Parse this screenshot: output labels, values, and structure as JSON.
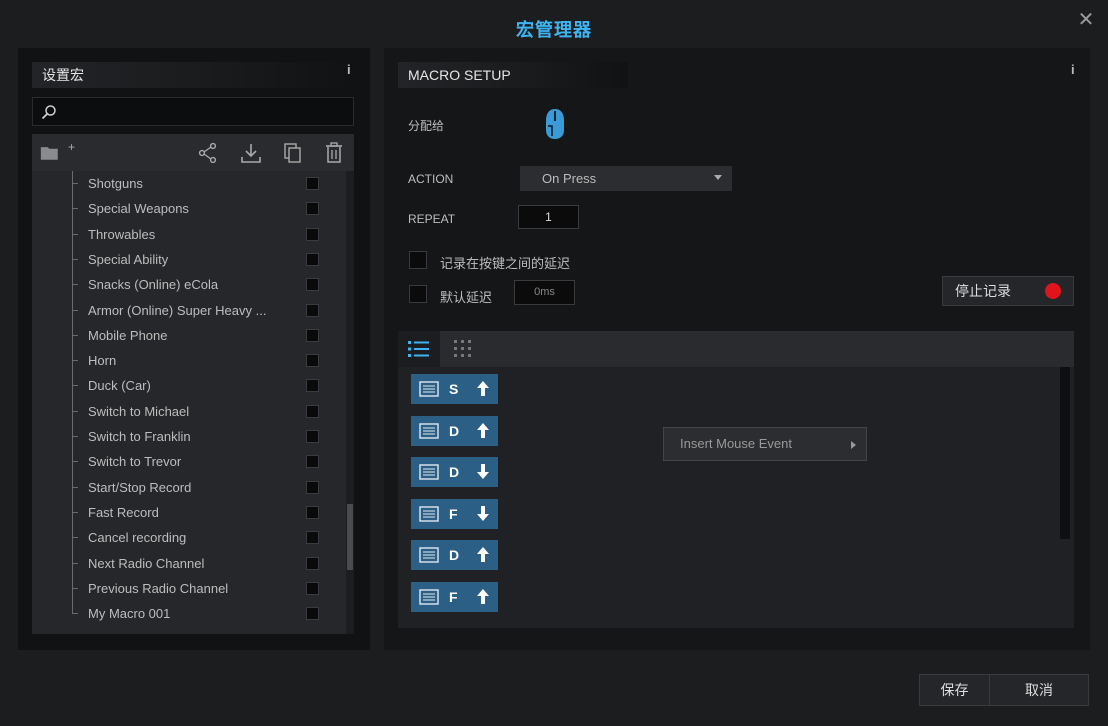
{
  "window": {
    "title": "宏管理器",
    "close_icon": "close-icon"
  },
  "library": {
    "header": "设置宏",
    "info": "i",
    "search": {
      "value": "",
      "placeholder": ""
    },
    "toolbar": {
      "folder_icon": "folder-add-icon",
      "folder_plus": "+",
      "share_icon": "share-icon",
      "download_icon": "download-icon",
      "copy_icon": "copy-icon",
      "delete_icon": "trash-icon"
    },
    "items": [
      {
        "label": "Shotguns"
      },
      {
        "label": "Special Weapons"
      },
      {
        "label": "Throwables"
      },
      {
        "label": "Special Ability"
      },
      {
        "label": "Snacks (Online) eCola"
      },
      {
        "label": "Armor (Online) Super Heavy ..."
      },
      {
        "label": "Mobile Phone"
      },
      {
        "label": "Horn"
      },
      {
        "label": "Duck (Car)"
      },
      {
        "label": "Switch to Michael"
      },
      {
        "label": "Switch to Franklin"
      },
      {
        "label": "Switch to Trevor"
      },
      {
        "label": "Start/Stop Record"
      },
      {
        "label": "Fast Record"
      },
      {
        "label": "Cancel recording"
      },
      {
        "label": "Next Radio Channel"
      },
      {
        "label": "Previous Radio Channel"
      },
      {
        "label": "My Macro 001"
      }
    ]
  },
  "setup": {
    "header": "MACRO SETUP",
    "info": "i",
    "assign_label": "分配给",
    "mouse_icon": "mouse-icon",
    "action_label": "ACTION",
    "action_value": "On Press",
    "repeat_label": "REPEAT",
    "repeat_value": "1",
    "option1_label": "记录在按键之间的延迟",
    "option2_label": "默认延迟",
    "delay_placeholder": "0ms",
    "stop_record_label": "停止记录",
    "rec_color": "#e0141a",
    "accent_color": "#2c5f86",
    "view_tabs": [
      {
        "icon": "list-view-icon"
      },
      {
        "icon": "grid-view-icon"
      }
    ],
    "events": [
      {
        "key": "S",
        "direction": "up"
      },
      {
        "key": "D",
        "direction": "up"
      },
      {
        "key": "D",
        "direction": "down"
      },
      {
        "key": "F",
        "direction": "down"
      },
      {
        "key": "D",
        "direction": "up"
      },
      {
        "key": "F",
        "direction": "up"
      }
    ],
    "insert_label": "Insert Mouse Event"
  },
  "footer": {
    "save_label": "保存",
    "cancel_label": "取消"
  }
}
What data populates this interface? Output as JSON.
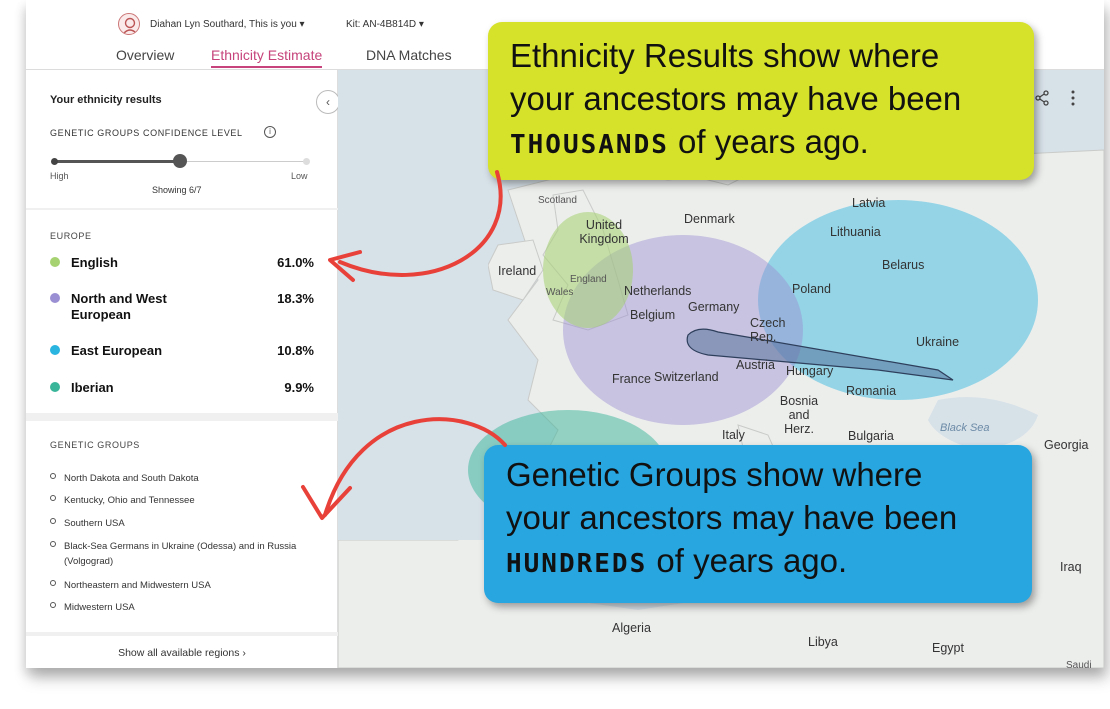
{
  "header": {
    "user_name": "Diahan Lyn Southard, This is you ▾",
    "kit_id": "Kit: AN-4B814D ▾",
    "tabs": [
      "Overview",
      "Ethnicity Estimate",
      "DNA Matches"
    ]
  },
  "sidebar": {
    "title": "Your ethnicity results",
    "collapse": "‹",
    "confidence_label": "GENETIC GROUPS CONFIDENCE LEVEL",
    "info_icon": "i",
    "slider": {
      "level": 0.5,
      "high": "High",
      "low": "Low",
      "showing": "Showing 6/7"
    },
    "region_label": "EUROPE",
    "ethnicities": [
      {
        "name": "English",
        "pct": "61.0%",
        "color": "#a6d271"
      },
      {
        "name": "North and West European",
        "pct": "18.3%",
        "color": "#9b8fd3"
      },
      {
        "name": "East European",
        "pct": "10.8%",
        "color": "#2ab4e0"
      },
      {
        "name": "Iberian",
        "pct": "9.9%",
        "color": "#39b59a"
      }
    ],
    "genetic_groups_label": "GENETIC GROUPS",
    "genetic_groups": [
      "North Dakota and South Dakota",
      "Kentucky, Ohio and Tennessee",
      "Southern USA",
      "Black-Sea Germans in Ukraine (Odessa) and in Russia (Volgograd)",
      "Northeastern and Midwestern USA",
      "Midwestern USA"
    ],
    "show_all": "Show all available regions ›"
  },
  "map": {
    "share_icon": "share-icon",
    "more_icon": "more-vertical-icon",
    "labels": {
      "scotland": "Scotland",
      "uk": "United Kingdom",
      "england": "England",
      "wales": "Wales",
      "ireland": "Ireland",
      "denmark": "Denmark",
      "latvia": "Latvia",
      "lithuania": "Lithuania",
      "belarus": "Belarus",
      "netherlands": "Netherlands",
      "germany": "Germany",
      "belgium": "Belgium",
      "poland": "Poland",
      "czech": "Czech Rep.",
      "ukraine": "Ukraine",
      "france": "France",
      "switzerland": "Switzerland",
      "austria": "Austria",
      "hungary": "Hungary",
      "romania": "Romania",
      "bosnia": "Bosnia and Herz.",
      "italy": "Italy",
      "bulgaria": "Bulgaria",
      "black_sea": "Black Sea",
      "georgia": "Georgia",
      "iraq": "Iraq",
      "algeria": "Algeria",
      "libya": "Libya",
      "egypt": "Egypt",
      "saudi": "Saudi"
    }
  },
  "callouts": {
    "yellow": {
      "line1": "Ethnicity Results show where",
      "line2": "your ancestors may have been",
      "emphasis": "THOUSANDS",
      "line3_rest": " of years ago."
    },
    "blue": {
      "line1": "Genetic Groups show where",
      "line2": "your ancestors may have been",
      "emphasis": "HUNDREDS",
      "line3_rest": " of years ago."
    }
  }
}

» **Exercise goal**
Write the number of lines containing the word "labels" and nothing besides it.

» **Finished exercise**
2